DATA TO USE —
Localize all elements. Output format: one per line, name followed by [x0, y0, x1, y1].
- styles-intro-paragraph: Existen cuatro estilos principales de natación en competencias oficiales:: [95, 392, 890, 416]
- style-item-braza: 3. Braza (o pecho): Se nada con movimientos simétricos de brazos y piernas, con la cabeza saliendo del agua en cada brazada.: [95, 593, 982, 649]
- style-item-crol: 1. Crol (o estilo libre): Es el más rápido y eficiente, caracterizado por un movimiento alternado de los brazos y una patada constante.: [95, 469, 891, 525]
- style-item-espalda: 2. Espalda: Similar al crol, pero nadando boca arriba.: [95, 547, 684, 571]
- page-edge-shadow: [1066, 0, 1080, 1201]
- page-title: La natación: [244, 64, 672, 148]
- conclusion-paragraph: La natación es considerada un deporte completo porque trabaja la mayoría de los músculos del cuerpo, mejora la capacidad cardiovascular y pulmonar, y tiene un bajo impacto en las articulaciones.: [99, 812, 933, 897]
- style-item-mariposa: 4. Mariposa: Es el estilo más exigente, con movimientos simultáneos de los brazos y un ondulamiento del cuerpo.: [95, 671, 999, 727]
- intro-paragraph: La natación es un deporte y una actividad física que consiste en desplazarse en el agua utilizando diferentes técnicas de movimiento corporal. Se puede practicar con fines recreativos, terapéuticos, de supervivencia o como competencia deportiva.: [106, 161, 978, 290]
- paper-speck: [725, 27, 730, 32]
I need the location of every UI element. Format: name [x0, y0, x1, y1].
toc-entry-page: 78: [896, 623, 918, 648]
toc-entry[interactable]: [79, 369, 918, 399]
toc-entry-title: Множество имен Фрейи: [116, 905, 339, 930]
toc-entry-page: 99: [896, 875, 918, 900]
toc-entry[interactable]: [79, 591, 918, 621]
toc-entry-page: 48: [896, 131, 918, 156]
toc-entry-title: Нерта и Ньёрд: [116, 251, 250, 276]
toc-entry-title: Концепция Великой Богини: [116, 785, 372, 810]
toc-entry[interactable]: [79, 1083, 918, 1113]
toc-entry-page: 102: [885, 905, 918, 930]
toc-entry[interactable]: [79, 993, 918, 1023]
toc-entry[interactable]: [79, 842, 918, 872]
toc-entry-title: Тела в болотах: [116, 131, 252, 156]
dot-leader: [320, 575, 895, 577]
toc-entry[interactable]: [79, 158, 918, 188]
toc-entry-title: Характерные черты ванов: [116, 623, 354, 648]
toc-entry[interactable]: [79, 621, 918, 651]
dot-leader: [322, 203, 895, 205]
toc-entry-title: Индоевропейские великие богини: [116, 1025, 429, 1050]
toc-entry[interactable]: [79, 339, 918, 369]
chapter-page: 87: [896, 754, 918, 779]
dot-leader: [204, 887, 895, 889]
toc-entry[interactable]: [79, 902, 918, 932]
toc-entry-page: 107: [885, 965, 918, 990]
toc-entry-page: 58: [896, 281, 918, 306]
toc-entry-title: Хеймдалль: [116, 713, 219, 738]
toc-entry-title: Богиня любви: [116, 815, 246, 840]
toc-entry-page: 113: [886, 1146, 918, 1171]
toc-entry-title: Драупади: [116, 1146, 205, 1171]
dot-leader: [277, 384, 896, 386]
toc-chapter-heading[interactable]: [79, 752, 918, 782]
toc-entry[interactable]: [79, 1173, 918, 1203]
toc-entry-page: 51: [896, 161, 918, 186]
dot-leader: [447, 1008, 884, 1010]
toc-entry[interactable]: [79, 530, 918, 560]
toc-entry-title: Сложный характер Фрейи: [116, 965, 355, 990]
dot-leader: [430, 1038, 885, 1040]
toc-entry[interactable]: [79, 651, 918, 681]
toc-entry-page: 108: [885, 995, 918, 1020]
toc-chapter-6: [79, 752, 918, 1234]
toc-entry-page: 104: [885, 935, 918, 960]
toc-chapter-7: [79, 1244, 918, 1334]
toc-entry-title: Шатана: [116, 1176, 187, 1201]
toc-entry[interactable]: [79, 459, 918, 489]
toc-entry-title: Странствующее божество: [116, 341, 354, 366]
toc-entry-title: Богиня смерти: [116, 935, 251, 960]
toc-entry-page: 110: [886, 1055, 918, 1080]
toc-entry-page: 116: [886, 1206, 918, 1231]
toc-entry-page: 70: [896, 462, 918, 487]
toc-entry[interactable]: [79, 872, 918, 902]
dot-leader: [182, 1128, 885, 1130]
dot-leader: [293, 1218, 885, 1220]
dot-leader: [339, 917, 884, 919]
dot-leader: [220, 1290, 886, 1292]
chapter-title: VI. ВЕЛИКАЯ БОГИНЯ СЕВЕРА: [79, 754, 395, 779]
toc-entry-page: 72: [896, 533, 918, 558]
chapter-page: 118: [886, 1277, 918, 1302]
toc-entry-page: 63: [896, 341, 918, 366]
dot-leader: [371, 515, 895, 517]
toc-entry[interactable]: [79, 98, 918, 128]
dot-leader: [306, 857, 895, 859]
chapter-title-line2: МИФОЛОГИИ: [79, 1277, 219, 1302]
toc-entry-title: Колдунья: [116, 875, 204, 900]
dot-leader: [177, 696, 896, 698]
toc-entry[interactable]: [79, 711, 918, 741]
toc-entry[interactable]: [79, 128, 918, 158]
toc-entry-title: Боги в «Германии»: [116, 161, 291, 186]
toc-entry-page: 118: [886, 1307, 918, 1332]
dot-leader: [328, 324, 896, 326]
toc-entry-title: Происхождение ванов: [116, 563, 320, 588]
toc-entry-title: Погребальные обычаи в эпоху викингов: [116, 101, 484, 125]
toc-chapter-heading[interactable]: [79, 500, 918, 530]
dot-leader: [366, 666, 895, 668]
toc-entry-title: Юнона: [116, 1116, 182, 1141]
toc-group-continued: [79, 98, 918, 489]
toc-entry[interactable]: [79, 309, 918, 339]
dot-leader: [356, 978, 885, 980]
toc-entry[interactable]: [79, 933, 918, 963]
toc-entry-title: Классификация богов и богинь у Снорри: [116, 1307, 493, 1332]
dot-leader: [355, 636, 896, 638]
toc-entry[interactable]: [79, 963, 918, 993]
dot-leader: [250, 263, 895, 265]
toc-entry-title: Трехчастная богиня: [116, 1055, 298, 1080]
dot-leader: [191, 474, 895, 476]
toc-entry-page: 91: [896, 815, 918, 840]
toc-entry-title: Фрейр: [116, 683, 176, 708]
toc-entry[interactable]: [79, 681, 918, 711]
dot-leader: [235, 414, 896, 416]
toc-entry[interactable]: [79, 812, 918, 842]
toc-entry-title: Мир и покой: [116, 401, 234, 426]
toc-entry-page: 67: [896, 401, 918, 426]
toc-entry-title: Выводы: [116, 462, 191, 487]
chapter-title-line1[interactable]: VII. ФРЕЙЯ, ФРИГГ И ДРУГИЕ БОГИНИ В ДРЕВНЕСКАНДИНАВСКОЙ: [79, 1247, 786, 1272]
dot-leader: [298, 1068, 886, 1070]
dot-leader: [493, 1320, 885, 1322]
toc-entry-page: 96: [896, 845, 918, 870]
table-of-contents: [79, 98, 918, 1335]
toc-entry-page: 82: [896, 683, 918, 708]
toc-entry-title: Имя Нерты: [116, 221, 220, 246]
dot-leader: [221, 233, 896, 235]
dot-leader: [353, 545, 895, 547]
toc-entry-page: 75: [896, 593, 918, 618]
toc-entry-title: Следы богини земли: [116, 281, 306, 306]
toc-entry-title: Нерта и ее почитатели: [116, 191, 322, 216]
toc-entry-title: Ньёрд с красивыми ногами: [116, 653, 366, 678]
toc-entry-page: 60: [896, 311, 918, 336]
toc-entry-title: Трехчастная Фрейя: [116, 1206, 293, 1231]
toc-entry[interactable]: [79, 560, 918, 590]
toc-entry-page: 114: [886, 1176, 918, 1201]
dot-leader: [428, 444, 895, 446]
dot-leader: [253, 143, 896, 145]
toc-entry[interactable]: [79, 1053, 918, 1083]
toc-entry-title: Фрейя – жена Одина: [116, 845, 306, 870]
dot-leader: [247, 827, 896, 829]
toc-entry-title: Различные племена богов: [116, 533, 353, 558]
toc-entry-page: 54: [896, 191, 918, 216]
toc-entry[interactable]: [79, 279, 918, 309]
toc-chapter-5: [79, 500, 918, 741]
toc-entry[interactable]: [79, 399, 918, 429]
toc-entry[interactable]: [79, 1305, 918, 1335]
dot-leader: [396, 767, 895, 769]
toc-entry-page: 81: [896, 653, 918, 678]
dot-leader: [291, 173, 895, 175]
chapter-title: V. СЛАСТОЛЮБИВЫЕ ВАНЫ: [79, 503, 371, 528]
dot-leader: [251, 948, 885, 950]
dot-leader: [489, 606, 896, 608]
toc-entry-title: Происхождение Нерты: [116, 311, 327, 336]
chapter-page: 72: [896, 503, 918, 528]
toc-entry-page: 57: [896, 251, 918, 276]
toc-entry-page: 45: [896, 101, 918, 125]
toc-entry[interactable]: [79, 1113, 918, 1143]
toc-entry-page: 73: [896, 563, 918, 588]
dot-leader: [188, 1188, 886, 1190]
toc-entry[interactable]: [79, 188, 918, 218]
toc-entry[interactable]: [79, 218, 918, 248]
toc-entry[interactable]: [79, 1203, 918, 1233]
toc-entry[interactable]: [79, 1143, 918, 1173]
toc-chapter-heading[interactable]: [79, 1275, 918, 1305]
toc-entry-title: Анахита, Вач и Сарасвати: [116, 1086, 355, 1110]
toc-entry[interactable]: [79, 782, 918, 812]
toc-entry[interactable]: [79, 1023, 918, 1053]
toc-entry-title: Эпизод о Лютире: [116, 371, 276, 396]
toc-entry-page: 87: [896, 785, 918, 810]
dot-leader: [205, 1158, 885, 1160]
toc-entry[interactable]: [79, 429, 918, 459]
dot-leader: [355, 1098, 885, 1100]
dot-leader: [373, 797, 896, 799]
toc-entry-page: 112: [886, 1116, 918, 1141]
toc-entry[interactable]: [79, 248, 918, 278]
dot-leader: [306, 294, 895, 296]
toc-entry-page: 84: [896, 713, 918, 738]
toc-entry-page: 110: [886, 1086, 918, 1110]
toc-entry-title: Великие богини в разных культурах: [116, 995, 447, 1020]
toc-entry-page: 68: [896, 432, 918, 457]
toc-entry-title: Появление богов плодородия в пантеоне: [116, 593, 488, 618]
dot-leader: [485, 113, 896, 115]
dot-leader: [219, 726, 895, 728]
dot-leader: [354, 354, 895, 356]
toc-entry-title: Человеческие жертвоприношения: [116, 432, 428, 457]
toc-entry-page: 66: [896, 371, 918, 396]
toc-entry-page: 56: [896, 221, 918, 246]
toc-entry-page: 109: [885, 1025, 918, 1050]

YOUR TASK — Express as a JSON list of strings the entries from the start through the line containing "- page-title: La", one string per line, omitting blank lines.

RESPONSE —
[
  "Localize all elements. Output format: one per line, name followed by [x0, y0, x1, y1].",
  "- styles-intro-paragraph: Existen cuatro estilos principales de natación en competencias oficiales:: [95, 392, 890, 416]",
  "- style-item-braza: 3. Braza (o pecho): Se nada con movimientos simétricos de brazos y piernas, con la cabeza saliendo del agua en cada brazada.: [95, 593, 982, 649]",
  "- style-item-crol: 1. Crol (o estilo libre): Es el más rápido y eficiente, caracterizado por un movimiento alternado de los brazos y una patada constante.: [95, 469, 891, 525]",
  "- style-item-espalda: 2. Espalda: Similar al crol, pero nadando boca arriba.: [95, 547, 684, 571]",
  "- page-edge-shadow: [1066, 0, 1080, 1201]",
  "- page-title: La natación: [244, 64, 672, 148]"
]